Stored entries

----

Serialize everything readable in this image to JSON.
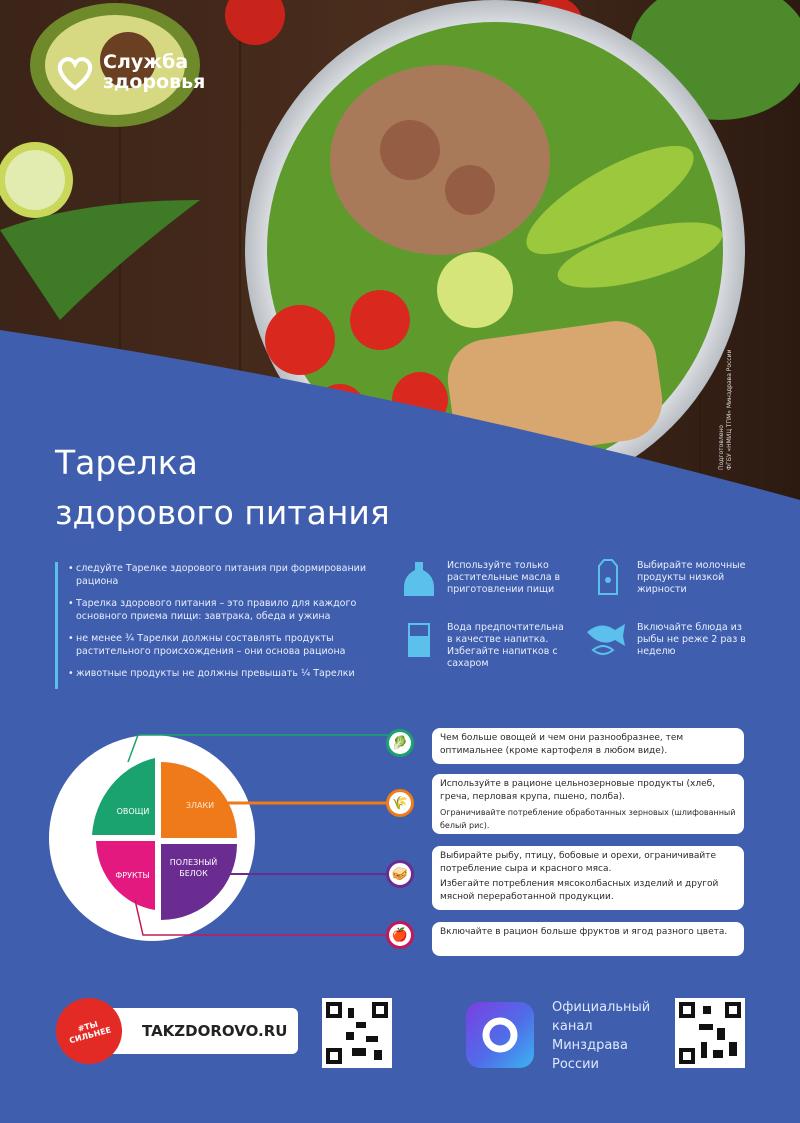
{
  "brand": {
    "name_line1": "Служба",
    "name_line2": "здоровья"
  },
  "credit": {
    "line1": "Подготовлено",
    "line2": "ФГБУ «НМИЦ ТПМ» Минздрава России"
  },
  "title": {
    "line1": "Тарелка",
    "line2": "здорового питания"
  },
  "bullets": [
    "следуйте Тарелке здорового питания при формировании рациона",
    "Тарелка здорового питания – это правило для каждого основного приема пищи: завтрака, обеда и ужина",
    "не менее ¾ Тарелки должны составлять продукты растительного происхождения – они основа рациона",
    "животные продукты не должны превышать ¼ Тарелки"
  ],
  "tips": [
    {
      "icon": "oil-bottle-icon",
      "text": "Используйте только растительные масла в приготовлении пищи"
    },
    {
      "icon": "milk-carton-icon",
      "text": "Выбирайте молочные продукты низкой жирности"
    },
    {
      "icon": "water-glass-icon",
      "text": "Вода предпочтительна в качестве напитка. Избегайте напитков с сахаром"
    },
    {
      "icon": "fish-icon",
      "text": "Включайте блюда из рыбы не реже 2 раз в неделю"
    }
  ],
  "plate": {
    "sections": [
      {
        "label": "ОВОЩИ",
        "color": "#1aa36f"
      },
      {
        "label": "ЗЛАКИ",
        "color": "#ef7a1a"
      },
      {
        "label": "ФРУКТЫ",
        "color": "#e3197f"
      },
      {
        "label": "ПОЛЕЗНЫЙ БЕЛОК",
        "color": "#6a2c91"
      }
    ]
  },
  "advice": [
    {
      "icon": "vegetables-icon",
      "color": "#1aa36f",
      "lines": [
        "Чем больше овощей и чем они разнообразнее, тем оптимальнее (кроме картофеля в любом виде)."
      ]
    },
    {
      "icon": "wheat-icon",
      "color": "#ef7a1a",
      "lines": [
        "Используйте в рационе цельнозерновые продукты (хлеб, греча, перловая крупа, пшено, полба).",
        "Ограничивайте потребление обработанных зерновых (шлифованный белый рис)."
      ]
    },
    {
      "icon": "protein-icon",
      "color": "#6a2c91",
      "lines": [
        "Выбирайте рыбу, птицу, бобовые и орехи, ограничивайте потребление сыра и красного мяса.",
        "Избегайте потребления мясоколбасных изделий и другой мясной переработанной продукции."
      ]
    },
    {
      "icon": "apple-icon",
      "color": "#c2185b",
      "lines": [
        "Включайте в рацион больше фруктов и ягод разного цвета."
      ]
    }
  ],
  "footer": {
    "badge": "#ТЫ СИЛЬНЕЕ",
    "site": "TAKZDOROVO.RU",
    "official": [
      "Официальный",
      "канал",
      "Минздрава",
      "России"
    ]
  }
}
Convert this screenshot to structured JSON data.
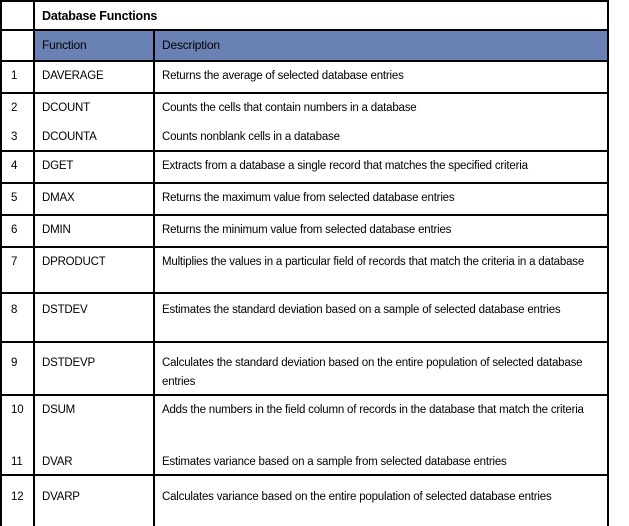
{
  "table": {
    "title": "Database Functions",
    "header": {
      "number_column": "",
      "function": "Function",
      "description": "Description"
    },
    "colors": {
      "header_bg": "#6A81B4",
      "border": "#000000",
      "text": "#000000",
      "page_bg": "#ffffff"
    },
    "rows": [
      {
        "num": "1",
        "function": "DAVERAGE",
        "description": "Returns the average of selected database entries"
      },
      {
        "num": "2",
        "function": "DCOUNT",
        "description": "Counts the cells that contain numbers in a database",
        "grouped_with_next": true
      },
      {
        "num": "3",
        "function": "DCOUNTA",
        "description": "Counts nonblank cells in a database"
      },
      {
        "num": "4",
        "function": "DGET",
        "description": "Extracts from a database a single record that matches the specified criteria"
      },
      {
        "num": "5",
        "function": "DMAX",
        "description": "Returns the maximum value from selected database entries"
      },
      {
        "num": "6",
        "function": "DMIN",
        "description": "Returns the minimum value from selected database entries"
      },
      {
        "num": "7",
        "function": "DPRODUCT",
        "description": "Multiplies the values in a particular field of records that match the criteria in a database"
      },
      {
        "num": "8",
        "function": "DSTDEV",
        "description": "Estimates the standard deviation based on a sample of selected database entries"
      },
      {
        "num": "9",
        "function": "DSTDEVP",
        "description": "Calculates the standard deviation based on the entire population of selected database entries"
      },
      {
        "num": "10",
        "function": "DSUM",
        "description": "Adds the numbers in the field column of records in the database that match the criteria",
        "grouped_with_next": true
      },
      {
        "num": "11",
        "function": "DVAR",
        "description": "Estimates variance based on a sample from selected database entries"
      },
      {
        "num": "12",
        "function": "DVARP",
        "description": "Calculates variance based on the entire population of selected database entries"
      }
    ]
  }
}
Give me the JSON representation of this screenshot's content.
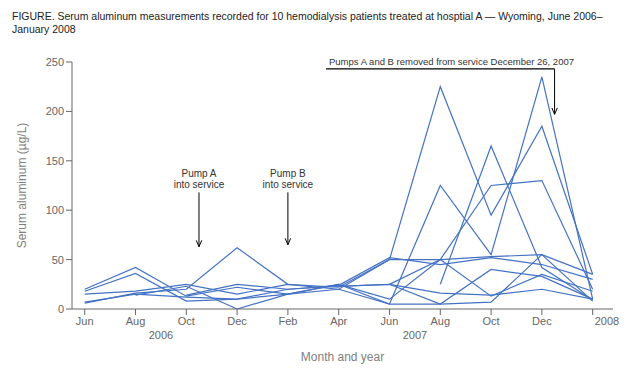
{
  "chart_data": {
    "type": "line",
    "title": "FIGURE. Serum aluminum measurements recorded for 10 hemodialysis patients treated at hosptial A — Wyoming, June 2006–\nJanuary 2008",
    "x_label": "Month and year",
    "y_label": "Serum aluminum (µg/L)",
    "color": "#4472C4",
    "grid": false,
    "xlim": [
      -0.5,
      20.8
    ],
    "xticks": [
      {
        "value": 0,
        "label": "Jun"
      },
      {
        "value": 2,
        "label": "Aug"
      },
      {
        "value": 4,
        "label": "Oct"
      },
      {
        "value": 6,
        "label": "Dec"
      },
      {
        "value": 8,
        "label": "Feb"
      },
      {
        "value": 10,
        "label": "Apr"
      },
      {
        "value": 12,
        "label": "Jun"
      },
      {
        "value": 14,
        "label": "Aug"
      },
      {
        "value": 16,
        "label": "Oct"
      },
      {
        "value": 18,
        "label": "Dec"
      },
      {
        "value": 20,
        "label": null
      }
    ],
    "ylim": [
      0,
      250
    ],
    "yticks": [
      0,
      50,
      100,
      150,
      200,
      250
    ],
    "series": [
      {
        "x": [
          0,
          2,
          4,
          6,
          8,
          10,
          12,
          14,
          16,
          18,
          20
        ],
        "values": [
          6,
          16,
          20,
          62,
          25,
          20,
          5,
          125,
          55,
          235,
          10
        ]
      },
      {
        "x": [
          0,
          2,
          4,
          6,
          8,
          10,
          12,
          14,
          16,
          18,
          20
        ],
        "values": [
          7,
          15,
          12,
          10,
          15,
          20,
          50,
          225,
          95,
          185,
          35
        ]
      },
      {
        "x": [
          0,
          2,
          4,
          6,
          8,
          10,
          12,
          14,
          16,
          18,
          20
        ],
        "values": [
          15,
          18,
          25,
          15,
          25,
          22,
          50,
          50,
          53,
          55,
          35
        ]
      },
      {
        "x": [
          0,
          2,
          4,
          6,
          8,
          10,
          12,
          14,
          16,
          18,
          20
        ],
        "values": [
          18,
          36,
          8,
          10,
          20,
          24,
          52,
          45,
          52,
          45,
          30
        ]
      },
      {
        "x": [
          0,
          2,
          4,
          6,
          8,
          10,
          12,
          14,
          16,
          18,
          20
        ],
        "values": [
          20,
          42,
          13,
          22,
          15,
          25,
          10,
          50,
          13,
          35,
          18
        ]
      },
      {
        "x": [
          2,
          4,
          6,
          8,
          10,
          12,
          14,
          16,
          18,
          20
        ],
        "values": [
          14,
          23,
          0,
          15,
          25,
          5,
          5,
          40,
          33,
          10
        ]
      },
      {
        "x": [
          4,
          6,
          8,
          10,
          12,
          14,
          16,
          18,
          20
        ],
        "values": [
          14,
          25,
          20,
          23,
          25,
          16,
          14,
          20,
          10
        ]
      },
      {
        "x": [
          10,
          12,
          14,
          16,
          18,
          20
        ],
        "values": [
          23,
          25,
          50,
          125,
          130,
          20
        ]
      },
      {
        "x": [
          12,
          14,
          16,
          18,
          20
        ],
        "values": [
          25,
          5,
          7,
          55,
          8
        ]
      },
      {
        "x": [
          14,
          16,
          18,
          20
        ],
        "values": [
          25,
          165,
          42,
          9
        ]
      }
    ],
    "annotations": [
      {
        "type": "arrow",
        "text": "Pump A\ninto service",
        "x": 4.5,
        "y_from": 118,
        "y_to": 63
      },
      {
        "type": "arrow",
        "text": "Pump B\ninto service",
        "x": 8.0,
        "y_from": 118,
        "y_to": 65
      },
      {
        "type": "bracket_arrow",
        "text": "Pumps A and B removed from service December 26, 2007",
        "x_start": 9.5,
        "x_end": 18.5,
        "y": 243,
        "y_to": 197
      },
      {
        "type": "axis_text",
        "text": "2006",
        "x": 3.0
      },
      {
        "type": "axis_text",
        "text": "2007",
        "x": 13.0
      },
      {
        "type": "axis_text",
        "text": "2008",
        "x": 20.0
      }
    ]
  }
}
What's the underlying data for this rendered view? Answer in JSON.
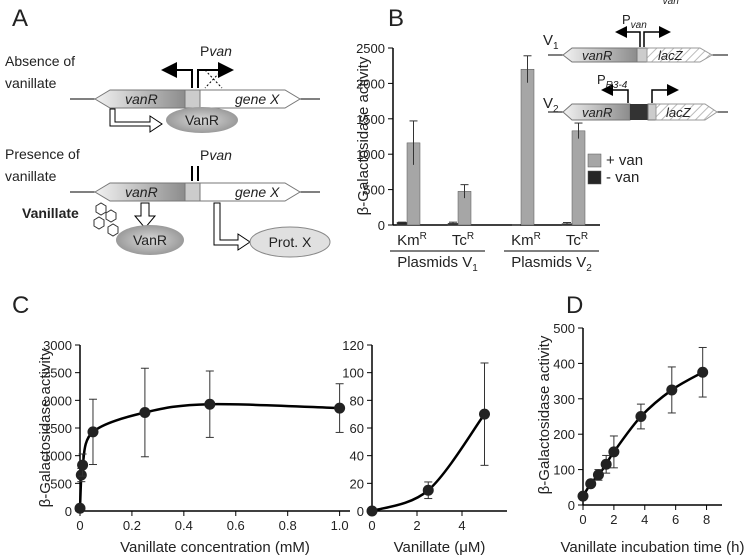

----

Look through the records and copy every line that has the word "здорового".

__Response below__:
    "line2": "здорового питания"
    "следуйте Тарелке здорового питания при формировании рациона",
    "Тарелка здорового питания – это правило для каждого основного приема пищи: завтрака, обеда и ужина",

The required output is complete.